[Part of a data file]
*-*-*

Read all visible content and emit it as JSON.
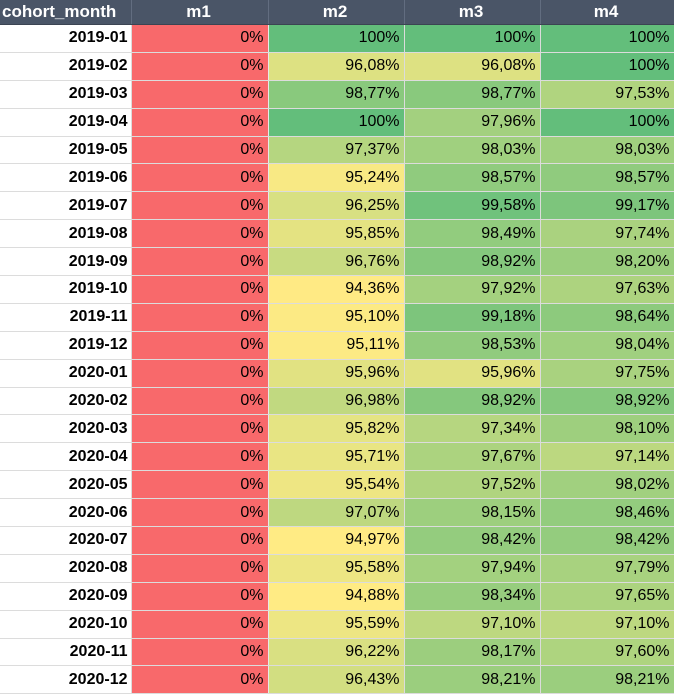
{
  "table": {
    "columns": [
      "cohort_month",
      "m1",
      "m2",
      "m3",
      "m4"
    ],
    "rows": [
      {
        "cohort_month": "2019-01",
        "m1": "0%",
        "m2": "100%",
        "m3": "100%",
        "m4": "100%"
      },
      {
        "cohort_month": "2019-02",
        "m1": "0%",
        "m2": "96,08%",
        "m3": "96,08%",
        "m4": "100%"
      },
      {
        "cohort_month": "2019-03",
        "m1": "0%",
        "m2": "98,77%",
        "m3": "98,77%",
        "m4": "97,53%"
      },
      {
        "cohort_month": "2019-04",
        "m1": "0%",
        "m2": "100%",
        "m3": "97,96%",
        "m4": "100%"
      },
      {
        "cohort_month": "2019-05",
        "m1": "0%",
        "m2": "97,37%",
        "m3": "98,03%",
        "m4": "98,03%"
      },
      {
        "cohort_month": "2019-06",
        "m1": "0%",
        "m2": "95,24%",
        "m3": "98,57%",
        "m4": "98,57%"
      },
      {
        "cohort_month": "2019-07",
        "m1": "0%",
        "m2": "96,25%",
        "m3": "99,58%",
        "m4": "99,17%"
      },
      {
        "cohort_month": "2019-08",
        "m1": "0%",
        "m2": "95,85%",
        "m3": "98,49%",
        "m4": "97,74%"
      },
      {
        "cohort_month": "2019-09",
        "m1": "0%",
        "m2": "96,76%",
        "m3": "98,92%",
        "m4": "98,20%"
      },
      {
        "cohort_month": "2019-10",
        "m1": "0%",
        "m2": "94,36%",
        "m3": "97,92%",
        "m4": "97,63%"
      },
      {
        "cohort_month": "2019-11",
        "m1": "0%",
        "m2": "95,10%",
        "m3": "99,18%",
        "m4": "98,64%"
      },
      {
        "cohort_month": "2019-12",
        "m1": "0%",
        "m2": "95,11%",
        "m3": "98,53%",
        "m4": "98,04%"
      },
      {
        "cohort_month": "2020-01",
        "m1": "0%",
        "m2": "95,96%",
        "m3": "95,96%",
        "m4": "97,75%"
      },
      {
        "cohort_month": "2020-02",
        "m1": "0%",
        "m2": "96,98%",
        "m3": "98,92%",
        "m4": "98,92%"
      },
      {
        "cohort_month": "2020-03",
        "m1": "0%",
        "m2": "95,82%",
        "m3": "97,34%",
        "m4": "98,10%"
      },
      {
        "cohort_month": "2020-04",
        "m1": "0%",
        "m2": "95,71%",
        "m3": "97,67%",
        "m4": "97,14%"
      },
      {
        "cohort_month": "2020-05",
        "m1": "0%",
        "m2": "95,54%",
        "m3": "97,52%",
        "m4": "98,02%"
      },
      {
        "cohort_month": "2020-06",
        "m1": "0%",
        "m2": "97,07%",
        "m3": "98,15%",
        "m4": "98,46%"
      },
      {
        "cohort_month": "2020-07",
        "m1": "0%",
        "m2": "94,97%",
        "m3": "98,42%",
        "m4": "98,42%"
      },
      {
        "cohort_month": "2020-08",
        "m1": "0%",
        "m2": "95,58%",
        "m3": "97,94%",
        "m4": "97,79%"
      },
      {
        "cohort_month": "2020-09",
        "m1": "0%",
        "m2": "94,88%",
        "m3": "98,34%",
        "m4": "97,65%"
      },
      {
        "cohort_month": "2020-10",
        "m1": "0%",
        "m2": "95,59%",
        "m3": "97,10%",
        "m4": "97,10%"
      },
      {
        "cohort_month": "2020-11",
        "m1": "0%",
        "m2": "96,22%",
        "m3": "98,17%",
        "m4": "97,60%"
      },
      {
        "cohort_month": "2020-12",
        "m1": "0%",
        "m2": "96,43%",
        "m3": "98,21%",
        "m4": "98,21%"
      }
    ]
  },
  "colors": {
    "header_bg": "#4a5567",
    "header_text": "#ffffff",
    "low": "#f8696b",
    "mid": "#ffeb84",
    "high": "#63be7b",
    "midpoint_pct": 95
  }
}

*-*-*

Work to complete → Transcribe every entry word for word, but omit the pictures.

Final answer →
Read all visible content and emit it as JSON.
{
  "table": {
    "columns": [
      "cohort_month",
      "m1",
      "m2",
      "m3",
      "m4"
    ],
    "rows": [
      {
        "cohort_month": "2019-01",
        "m1": "0%",
        "m2": "100%",
        "m3": "100%",
        "m4": "100%"
      },
      {
        "cohort_month": "2019-02",
        "m1": "0%",
        "m2": "96,08%",
        "m3": "96,08%",
        "m4": "100%"
      },
      {
        "cohort_month": "2019-03",
        "m1": "0%",
        "m2": "98,77%",
        "m3": "98,77%",
        "m4": "97,53%"
      },
      {
        "cohort_month": "2019-04",
        "m1": "0%",
        "m2": "100%",
        "m3": "97,96%",
        "m4": "100%"
      },
      {
        "cohort_month": "2019-05",
        "m1": "0%",
        "m2": "97,37%",
        "m3": "98,03%",
        "m4": "98,03%"
      },
      {
        "cohort_month": "2019-06",
        "m1": "0%",
        "m2": "95,24%",
        "m3": "98,57%",
        "m4": "98,57%"
      },
      {
        "cohort_month": "2019-07",
        "m1": "0%",
        "m2": "96,25%",
        "m3": "99,58%",
        "m4": "99,17%"
      },
      {
        "cohort_month": "2019-08",
        "m1": "0%",
        "m2": "95,85%",
        "m3": "98,49%",
        "m4": "97,74%"
      },
      {
        "cohort_month": "2019-09",
        "m1": "0%",
        "m2": "96,76%",
        "m3": "98,92%",
        "m4": "98,20%"
      },
      {
        "cohort_month": "2019-10",
        "m1": "0%",
        "m2": "94,36%",
        "m3": "97,92%",
        "m4": "97,63%"
      },
      {
        "cohort_month": "2019-11",
        "m1": "0%",
        "m2": "95,10%",
        "m3": "99,18%",
        "m4": "98,64%"
      },
      {
        "cohort_month": "2019-12",
        "m1": "0%",
        "m2": "95,11%",
        "m3": "98,53%",
        "m4": "98,04%"
      },
      {
        "cohort_month": "2020-01",
        "m1": "0%",
        "m2": "95,96%",
        "m3": "95,96%",
        "m4": "97,75%"
      },
      {
        "cohort_month": "2020-02",
        "m1": "0%",
        "m2": "96,98%",
        "m3": "98,92%",
        "m4": "98,92%"
      },
      {
        "cohort_month": "2020-03",
        "m1": "0%",
        "m2": "95,82%",
        "m3": "97,34%",
        "m4": "98,10%"
      },
      {
        "cohort_month": "2020-04",
        "m1": "0%",
        "m2": "95,71%",
        "m3": "97,67%",
        "m4": "97,14%"
      },
      {
        "cohort_month": "2020-05",
        "m1": "0%",
        "m2": "95,54%",
        "m3": "97,52%",
        "m4": "98,02%"
      },
      {
        "cohort_month": "2020-06",
        "m1": "0%",
        "m2": "97,07%",
        "m3": "98,15%",
        "m4": "98,46%"
      },
      {
        "cohort_month": "2020-07",
        "m1": "0%",
        "m2": "94,97%",
        "m3": "98,42%",
        "m4": "98,42%"
      },
      {
        "cohort_month": "2020-08",
        "m1": "0%",
        "m2": "95,58%",
        "m3": "97,94%",
        "m4": "97,79%"
      },
      {
        "cohort_month": "2020-09",
        "m1": "0%",
        "m2": "94,88%",
        "m3": "98,34%",
        "m4": "97,65%"
      },
      {
        "cohort_month": "2020-10",
        "m1": "0%",
        "m2": "95,59%",
        "m3": "97,10%",
        "m4": "97,10%"
      },
      {
        "cohort_month": "2020-11",
        "m1": "0%",
        "m2": "96,22%",
        "m3": "98,17%",
        "m4": "97,60%"
      },
      {
        "cohort_month": "2020-12",
        "m1": "0%",
        "m2": "96,43%",
        "m3": "98,21%",
        "m4": "98,21%"
      }
    ]
  },
  "colors": {
    "header_bg": "#4a5567",
    "header_text": "#ffffff",
    "low": "#f8696b",
    "mid": "#ffeb84",
    "high": "#63be7b",
    "midpoint_pct": 95
  }
}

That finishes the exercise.